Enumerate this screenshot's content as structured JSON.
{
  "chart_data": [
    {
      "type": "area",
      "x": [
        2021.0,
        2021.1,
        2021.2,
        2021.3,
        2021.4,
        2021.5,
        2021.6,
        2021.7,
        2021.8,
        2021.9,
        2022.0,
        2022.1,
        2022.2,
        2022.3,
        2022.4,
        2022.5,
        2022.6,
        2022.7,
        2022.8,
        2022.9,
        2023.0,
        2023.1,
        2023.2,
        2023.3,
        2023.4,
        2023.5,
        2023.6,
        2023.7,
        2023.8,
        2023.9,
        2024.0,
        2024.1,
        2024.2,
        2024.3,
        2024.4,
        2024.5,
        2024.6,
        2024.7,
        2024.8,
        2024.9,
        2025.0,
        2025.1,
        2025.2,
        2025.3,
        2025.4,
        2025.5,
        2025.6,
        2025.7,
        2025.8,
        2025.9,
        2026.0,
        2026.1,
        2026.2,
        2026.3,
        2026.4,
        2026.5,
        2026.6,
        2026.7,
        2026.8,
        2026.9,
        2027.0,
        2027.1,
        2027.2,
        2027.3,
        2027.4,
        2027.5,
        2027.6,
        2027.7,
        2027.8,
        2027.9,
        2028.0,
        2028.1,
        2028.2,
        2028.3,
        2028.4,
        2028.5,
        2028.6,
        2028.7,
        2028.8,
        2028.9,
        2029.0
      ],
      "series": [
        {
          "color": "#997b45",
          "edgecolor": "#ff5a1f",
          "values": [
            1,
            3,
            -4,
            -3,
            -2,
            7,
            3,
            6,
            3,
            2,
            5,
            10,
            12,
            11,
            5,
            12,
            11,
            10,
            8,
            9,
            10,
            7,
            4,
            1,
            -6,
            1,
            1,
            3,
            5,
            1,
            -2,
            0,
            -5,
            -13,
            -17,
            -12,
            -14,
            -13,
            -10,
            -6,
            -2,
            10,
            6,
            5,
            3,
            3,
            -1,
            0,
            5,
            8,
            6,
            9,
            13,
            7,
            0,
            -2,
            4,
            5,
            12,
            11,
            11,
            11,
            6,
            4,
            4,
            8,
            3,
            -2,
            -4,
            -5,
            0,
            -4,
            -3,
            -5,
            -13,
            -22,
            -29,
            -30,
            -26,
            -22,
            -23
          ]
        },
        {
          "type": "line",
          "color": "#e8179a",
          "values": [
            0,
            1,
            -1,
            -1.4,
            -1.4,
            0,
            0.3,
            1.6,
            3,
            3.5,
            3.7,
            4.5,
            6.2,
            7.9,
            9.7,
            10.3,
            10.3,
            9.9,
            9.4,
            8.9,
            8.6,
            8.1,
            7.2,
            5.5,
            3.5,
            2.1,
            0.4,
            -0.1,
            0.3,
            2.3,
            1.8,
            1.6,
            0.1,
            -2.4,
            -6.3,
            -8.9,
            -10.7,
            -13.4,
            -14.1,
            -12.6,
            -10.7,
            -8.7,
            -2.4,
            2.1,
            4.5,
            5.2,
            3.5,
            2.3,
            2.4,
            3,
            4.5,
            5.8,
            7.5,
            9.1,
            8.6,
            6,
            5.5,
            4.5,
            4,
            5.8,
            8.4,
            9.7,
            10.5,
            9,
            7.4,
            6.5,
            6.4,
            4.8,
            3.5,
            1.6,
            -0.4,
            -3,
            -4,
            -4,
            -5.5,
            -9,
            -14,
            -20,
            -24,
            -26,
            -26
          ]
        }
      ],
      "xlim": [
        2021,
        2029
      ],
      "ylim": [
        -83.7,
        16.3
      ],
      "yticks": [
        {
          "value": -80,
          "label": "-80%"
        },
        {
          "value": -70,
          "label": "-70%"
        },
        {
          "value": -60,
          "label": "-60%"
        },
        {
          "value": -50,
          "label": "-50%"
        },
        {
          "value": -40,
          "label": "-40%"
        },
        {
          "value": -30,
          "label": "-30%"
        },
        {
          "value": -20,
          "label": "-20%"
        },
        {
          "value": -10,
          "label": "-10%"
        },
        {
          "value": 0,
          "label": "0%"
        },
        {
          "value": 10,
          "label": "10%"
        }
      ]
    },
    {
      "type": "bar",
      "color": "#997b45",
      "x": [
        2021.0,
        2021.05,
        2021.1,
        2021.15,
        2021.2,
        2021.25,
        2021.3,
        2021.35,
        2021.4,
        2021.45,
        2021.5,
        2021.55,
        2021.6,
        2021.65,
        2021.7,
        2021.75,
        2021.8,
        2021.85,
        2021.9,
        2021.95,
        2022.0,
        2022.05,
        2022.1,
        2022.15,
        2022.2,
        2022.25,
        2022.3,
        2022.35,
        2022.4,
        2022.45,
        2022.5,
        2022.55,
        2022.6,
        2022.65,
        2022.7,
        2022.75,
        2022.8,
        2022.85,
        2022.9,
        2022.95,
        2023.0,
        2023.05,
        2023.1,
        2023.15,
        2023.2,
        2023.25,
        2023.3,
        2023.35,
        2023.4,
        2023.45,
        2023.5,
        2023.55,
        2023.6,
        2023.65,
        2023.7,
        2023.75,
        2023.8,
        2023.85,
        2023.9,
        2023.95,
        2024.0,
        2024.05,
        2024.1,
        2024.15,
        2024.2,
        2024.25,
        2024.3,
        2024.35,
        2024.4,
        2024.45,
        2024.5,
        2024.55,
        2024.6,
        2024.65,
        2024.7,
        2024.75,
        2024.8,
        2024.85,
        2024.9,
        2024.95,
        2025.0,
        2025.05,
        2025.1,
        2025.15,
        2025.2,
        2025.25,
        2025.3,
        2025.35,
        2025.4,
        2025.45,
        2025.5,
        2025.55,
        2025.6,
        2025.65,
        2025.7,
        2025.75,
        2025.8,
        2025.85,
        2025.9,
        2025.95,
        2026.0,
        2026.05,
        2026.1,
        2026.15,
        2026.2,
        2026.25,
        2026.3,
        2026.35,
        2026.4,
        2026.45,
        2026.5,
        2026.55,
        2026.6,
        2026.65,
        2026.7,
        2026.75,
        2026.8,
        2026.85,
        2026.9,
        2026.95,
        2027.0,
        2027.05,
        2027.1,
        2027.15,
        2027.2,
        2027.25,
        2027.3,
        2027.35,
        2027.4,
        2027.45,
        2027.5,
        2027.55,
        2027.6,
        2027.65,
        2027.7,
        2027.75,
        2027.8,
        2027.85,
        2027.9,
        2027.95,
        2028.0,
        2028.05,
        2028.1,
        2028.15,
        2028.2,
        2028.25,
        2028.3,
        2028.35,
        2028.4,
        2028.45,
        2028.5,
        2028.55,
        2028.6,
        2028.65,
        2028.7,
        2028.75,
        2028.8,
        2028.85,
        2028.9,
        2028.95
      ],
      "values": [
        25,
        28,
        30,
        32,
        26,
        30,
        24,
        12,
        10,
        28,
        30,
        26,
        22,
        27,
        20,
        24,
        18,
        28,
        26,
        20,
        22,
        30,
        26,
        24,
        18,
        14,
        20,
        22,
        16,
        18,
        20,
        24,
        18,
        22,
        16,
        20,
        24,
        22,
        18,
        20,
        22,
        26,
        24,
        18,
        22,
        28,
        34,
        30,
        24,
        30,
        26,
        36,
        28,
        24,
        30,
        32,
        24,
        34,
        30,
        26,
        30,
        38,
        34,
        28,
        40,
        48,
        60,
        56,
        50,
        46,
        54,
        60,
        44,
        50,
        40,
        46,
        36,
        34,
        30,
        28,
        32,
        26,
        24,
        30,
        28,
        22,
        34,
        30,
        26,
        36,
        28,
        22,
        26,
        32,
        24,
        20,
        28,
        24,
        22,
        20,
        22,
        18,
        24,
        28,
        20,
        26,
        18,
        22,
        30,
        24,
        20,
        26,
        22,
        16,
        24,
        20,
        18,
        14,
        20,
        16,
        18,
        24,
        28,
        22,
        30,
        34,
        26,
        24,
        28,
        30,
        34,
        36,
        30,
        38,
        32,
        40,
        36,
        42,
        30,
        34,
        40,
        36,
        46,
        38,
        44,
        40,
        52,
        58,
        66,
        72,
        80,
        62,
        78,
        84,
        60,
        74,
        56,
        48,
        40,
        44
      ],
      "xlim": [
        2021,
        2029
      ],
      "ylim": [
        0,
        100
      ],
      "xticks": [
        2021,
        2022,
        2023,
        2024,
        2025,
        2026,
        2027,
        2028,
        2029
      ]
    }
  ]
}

**Your objective**
Lines of the listing that contain the word "label" are to be counted; report only their number.

**Full solution**
10